GIVEN INFORMATION
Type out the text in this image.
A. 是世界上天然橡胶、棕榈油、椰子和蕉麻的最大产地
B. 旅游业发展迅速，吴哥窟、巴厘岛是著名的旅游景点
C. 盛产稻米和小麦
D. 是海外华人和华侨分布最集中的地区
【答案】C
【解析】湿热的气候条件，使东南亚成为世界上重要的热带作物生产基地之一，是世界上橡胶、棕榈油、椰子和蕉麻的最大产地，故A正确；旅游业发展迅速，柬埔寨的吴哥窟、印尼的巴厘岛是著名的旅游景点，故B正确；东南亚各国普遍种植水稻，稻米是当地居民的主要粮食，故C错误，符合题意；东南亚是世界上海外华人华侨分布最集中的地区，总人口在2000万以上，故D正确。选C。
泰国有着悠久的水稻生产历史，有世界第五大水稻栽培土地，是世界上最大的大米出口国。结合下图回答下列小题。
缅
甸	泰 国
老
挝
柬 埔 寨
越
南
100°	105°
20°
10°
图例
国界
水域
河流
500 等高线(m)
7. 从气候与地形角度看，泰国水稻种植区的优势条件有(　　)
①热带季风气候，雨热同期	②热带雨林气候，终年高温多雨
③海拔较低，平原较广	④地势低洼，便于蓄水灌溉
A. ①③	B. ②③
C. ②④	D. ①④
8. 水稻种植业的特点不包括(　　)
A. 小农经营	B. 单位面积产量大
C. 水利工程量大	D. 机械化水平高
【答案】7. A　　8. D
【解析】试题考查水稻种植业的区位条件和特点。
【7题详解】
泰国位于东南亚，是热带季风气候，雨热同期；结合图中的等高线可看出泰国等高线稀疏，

PROBLEM STATEMENT
Return the material exactly as it stands.

FINAL ANSWER
Type out the text in this image.
A. 是世界上天然橡胶、棕榈油、椰子和蕉麻的最大产地
B. 旅游业发展迅速，吴哥窟、巴厘岛是著名的旅游景点
C. 盛产稻米和小麦
D. 是海外华人和华侨分布最集中的地区
【答案】C
【解析】湿热的气候条件，使东南亚成为世界上重要的热带作物生产基地之一，是世界上橡胶、棕榈油、椰子和蕉麻的最大产地，故A正确；旅游业发展迅速，柬埔寨的吴哥窟、印尼的巴厘岛是著名的旅游景点，故B正确；东南亚各国普遍种植水稻，稻米是当地居民的主要粮食，故C错误，符合题意；东南亚是世界上海外华人华侨分布最集中的地区，总人口在2000万以上，故D正确。选C。
泰国有着悠久的水稻生产历史，有世界第五大水稻栽培土地，是世界上最大的大米出口国。结合下图回答下列小题。
缅
甸	泰 国
老
挝
柬 埔 寨
越
南
100°	105°
20°
10°
图例
国界
水域
河流
500 等高线(m)
7. 从气候与地形角度看，泰国水稻种植区的优势条件有(　　)
①热带季风气候，雨热同期	②热带雨林气候，终年高温多雨
③海拔较低，平原较广	④地势低洼，便于蓄水灌溉
A. ①③	B. ②③
C. ②④	D. ①④
8. 水稻种植业的特点不包括(　　)
A. 小农经营	B. 单位面积产量大
C. 水利工程量大	D. 机械化水平高
【答案】7. A　　8. D
【解析】试题考查水稻种植业的区位条件和特点。
【7题详解】
泰国位于东南亚，是热带季风气候，雨热同期；结合图中的等高线可看出泰国等高线稀疏，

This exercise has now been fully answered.